▸ **WHAT THE TASK REQUIRES**:
Scan the records and identify every line in which the string "كلمة" occurs, then return those lines.

— start DATASET RECORDS —

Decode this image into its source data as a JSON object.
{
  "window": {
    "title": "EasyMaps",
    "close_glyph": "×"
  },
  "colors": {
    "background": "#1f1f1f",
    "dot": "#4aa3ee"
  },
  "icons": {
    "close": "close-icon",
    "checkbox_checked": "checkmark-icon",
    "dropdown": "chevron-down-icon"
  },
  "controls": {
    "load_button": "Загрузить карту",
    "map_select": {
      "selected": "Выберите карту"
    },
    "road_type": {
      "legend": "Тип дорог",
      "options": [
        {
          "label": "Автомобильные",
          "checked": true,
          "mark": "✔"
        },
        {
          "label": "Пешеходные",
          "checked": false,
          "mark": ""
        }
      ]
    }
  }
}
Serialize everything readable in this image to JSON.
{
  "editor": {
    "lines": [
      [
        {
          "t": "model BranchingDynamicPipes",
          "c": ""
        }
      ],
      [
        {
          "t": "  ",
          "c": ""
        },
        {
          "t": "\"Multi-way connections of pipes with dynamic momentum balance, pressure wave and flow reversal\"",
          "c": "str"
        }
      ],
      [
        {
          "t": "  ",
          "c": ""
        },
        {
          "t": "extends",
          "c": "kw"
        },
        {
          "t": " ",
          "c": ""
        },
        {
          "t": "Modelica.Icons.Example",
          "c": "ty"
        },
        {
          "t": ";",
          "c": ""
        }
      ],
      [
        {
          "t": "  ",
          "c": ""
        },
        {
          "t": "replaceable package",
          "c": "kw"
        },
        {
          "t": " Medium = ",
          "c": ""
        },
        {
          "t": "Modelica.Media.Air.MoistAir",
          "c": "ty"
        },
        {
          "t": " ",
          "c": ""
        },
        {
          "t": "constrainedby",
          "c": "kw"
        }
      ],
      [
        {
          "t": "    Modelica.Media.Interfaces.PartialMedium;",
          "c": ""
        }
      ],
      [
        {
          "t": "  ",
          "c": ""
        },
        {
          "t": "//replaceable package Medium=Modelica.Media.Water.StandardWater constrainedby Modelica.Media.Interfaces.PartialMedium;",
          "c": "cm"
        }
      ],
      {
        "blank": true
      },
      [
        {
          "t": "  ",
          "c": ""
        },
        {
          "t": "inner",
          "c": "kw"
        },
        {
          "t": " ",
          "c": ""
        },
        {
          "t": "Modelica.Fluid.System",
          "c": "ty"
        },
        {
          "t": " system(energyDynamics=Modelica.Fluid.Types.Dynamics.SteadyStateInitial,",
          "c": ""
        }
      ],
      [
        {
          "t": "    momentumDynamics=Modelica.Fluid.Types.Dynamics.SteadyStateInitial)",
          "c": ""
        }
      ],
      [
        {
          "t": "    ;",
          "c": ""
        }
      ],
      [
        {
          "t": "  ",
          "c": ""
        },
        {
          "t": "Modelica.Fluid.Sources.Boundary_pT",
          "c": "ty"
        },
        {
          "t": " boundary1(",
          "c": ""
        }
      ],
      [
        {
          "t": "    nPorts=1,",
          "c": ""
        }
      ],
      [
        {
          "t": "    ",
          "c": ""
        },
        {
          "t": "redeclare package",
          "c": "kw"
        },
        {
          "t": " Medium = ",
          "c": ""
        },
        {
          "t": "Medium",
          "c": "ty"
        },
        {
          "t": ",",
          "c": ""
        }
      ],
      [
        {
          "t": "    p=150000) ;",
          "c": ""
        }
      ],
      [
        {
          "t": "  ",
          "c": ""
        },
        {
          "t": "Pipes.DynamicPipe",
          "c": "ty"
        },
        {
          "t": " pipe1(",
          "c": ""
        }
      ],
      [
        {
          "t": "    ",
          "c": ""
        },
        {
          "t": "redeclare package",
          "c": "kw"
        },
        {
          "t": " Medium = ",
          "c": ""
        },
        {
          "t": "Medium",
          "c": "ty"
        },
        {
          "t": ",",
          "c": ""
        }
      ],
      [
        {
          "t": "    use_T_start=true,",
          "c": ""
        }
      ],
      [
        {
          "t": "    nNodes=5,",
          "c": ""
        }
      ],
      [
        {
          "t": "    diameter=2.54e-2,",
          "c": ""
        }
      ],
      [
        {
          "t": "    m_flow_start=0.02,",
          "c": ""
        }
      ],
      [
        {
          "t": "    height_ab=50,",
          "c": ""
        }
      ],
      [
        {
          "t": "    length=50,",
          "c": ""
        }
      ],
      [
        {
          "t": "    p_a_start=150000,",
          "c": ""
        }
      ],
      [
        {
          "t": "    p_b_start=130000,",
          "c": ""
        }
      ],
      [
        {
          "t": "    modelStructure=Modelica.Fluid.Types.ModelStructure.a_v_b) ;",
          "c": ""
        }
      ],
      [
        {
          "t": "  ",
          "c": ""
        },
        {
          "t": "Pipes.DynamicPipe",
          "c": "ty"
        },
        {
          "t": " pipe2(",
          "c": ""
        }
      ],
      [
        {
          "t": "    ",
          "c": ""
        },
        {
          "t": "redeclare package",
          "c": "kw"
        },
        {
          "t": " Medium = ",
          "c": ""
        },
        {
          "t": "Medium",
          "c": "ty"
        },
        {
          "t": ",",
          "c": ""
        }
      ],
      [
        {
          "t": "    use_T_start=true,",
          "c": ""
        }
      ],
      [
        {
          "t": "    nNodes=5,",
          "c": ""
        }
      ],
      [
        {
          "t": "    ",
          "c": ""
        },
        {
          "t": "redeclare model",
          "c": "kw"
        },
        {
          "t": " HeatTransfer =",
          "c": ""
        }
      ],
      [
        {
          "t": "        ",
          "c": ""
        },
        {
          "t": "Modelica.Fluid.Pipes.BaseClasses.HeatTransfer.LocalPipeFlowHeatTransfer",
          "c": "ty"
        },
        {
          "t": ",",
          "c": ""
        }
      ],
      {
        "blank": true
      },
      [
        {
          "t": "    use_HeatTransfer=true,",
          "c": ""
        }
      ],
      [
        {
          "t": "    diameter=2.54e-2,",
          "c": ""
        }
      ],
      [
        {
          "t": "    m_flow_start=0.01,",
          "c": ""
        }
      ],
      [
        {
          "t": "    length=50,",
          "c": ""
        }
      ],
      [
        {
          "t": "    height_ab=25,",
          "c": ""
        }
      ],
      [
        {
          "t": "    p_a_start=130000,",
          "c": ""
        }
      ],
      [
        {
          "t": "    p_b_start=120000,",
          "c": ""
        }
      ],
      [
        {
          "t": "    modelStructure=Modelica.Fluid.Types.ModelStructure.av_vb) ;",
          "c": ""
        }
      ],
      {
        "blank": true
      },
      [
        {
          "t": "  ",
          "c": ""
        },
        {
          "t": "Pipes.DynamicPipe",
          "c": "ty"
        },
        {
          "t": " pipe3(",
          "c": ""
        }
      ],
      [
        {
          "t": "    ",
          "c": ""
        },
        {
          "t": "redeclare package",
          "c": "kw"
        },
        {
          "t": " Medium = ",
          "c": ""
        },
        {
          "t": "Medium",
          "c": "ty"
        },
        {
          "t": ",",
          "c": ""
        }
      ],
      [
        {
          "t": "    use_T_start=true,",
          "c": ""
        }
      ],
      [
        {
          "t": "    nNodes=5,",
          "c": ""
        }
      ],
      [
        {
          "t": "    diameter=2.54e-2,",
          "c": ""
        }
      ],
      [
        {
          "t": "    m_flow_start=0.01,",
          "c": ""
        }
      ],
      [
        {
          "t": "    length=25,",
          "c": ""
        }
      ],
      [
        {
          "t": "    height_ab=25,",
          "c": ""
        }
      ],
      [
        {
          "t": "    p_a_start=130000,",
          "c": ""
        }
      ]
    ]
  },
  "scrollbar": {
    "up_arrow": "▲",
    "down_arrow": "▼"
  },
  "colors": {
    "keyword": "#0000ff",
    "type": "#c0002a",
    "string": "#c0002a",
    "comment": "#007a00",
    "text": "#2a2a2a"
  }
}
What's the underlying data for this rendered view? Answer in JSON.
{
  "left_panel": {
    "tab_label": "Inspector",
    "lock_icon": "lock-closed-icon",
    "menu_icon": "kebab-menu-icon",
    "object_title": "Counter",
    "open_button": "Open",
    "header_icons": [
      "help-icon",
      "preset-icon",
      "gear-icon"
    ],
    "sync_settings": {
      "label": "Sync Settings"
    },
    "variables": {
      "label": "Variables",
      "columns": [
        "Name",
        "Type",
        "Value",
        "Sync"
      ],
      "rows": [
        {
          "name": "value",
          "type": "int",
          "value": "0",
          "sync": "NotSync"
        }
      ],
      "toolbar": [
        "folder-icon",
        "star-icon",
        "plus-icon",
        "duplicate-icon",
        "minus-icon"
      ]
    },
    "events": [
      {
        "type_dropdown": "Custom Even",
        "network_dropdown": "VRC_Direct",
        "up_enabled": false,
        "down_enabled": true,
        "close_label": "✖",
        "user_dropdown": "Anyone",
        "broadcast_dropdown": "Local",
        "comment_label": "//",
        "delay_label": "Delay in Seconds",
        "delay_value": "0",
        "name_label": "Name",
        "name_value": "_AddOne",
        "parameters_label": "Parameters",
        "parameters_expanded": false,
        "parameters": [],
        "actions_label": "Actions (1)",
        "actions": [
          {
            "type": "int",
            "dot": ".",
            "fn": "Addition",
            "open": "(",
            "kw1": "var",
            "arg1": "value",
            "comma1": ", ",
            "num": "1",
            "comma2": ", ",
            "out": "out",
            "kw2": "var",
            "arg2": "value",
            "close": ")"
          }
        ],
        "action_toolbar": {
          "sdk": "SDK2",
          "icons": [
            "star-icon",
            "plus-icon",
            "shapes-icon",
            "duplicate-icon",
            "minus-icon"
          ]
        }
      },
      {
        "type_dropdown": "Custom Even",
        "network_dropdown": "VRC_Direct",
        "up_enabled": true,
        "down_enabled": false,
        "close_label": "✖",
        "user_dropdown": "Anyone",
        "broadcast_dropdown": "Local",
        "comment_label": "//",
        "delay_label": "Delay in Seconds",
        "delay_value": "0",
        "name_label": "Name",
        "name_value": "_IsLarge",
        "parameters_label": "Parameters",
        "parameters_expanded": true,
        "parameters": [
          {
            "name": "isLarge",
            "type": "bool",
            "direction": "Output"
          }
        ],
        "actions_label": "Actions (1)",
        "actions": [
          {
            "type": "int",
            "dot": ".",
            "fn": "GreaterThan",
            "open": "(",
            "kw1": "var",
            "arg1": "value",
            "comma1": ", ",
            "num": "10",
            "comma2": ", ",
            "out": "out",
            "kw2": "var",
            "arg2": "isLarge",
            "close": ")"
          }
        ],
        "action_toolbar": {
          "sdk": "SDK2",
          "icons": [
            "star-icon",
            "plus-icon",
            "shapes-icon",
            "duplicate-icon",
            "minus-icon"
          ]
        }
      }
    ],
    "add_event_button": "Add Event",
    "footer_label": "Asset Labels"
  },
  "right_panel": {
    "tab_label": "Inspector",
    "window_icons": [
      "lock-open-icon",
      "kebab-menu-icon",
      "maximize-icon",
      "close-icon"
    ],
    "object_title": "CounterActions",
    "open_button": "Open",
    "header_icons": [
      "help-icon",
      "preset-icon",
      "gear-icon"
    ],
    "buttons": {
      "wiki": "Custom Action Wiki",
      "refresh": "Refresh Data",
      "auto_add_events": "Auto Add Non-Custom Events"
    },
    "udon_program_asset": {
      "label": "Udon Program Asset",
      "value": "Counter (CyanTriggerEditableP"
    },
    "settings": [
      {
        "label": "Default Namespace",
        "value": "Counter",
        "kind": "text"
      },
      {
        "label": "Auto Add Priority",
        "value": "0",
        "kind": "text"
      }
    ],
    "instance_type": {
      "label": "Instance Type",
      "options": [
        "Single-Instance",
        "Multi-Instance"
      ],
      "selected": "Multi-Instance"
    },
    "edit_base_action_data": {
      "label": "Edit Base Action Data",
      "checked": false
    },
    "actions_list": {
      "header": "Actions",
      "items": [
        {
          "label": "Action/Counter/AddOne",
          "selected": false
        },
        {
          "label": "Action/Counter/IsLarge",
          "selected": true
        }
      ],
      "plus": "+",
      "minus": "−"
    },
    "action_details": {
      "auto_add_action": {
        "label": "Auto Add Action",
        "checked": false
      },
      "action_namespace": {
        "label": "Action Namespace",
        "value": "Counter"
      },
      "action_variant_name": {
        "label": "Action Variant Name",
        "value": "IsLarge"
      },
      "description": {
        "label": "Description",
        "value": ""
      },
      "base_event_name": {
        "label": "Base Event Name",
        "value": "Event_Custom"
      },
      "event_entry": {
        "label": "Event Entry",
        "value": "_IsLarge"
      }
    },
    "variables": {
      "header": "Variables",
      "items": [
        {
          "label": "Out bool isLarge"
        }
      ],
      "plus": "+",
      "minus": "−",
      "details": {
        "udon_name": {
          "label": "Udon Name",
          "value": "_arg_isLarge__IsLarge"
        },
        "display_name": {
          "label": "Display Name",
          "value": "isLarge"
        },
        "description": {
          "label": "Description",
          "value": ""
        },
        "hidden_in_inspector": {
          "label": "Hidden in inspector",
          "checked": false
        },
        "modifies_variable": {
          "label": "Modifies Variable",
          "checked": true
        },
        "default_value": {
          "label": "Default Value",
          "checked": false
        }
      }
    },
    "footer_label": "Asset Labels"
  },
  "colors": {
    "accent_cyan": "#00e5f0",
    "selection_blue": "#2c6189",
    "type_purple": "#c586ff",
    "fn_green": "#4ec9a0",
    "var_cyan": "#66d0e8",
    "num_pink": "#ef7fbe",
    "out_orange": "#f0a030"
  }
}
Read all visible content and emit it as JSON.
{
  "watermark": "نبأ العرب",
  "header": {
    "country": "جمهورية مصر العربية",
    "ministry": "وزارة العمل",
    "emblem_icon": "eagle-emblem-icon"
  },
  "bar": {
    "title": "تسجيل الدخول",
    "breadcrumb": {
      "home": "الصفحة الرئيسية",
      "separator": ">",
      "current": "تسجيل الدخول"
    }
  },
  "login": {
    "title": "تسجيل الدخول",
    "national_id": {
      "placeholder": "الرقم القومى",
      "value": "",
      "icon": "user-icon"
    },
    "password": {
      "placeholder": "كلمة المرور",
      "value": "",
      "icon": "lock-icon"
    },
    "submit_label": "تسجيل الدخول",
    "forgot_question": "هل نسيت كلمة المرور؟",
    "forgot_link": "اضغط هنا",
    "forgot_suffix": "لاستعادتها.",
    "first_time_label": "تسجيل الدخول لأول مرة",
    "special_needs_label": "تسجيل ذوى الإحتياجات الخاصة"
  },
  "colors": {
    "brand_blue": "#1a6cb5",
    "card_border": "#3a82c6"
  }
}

— end DATASET RECORDS —

▸ **RESULT FOR THIS EXERCISE**:
      "placeholder": "كلمة المرور",
    "forgot_question": "هل نسيت كلمة المرور؟",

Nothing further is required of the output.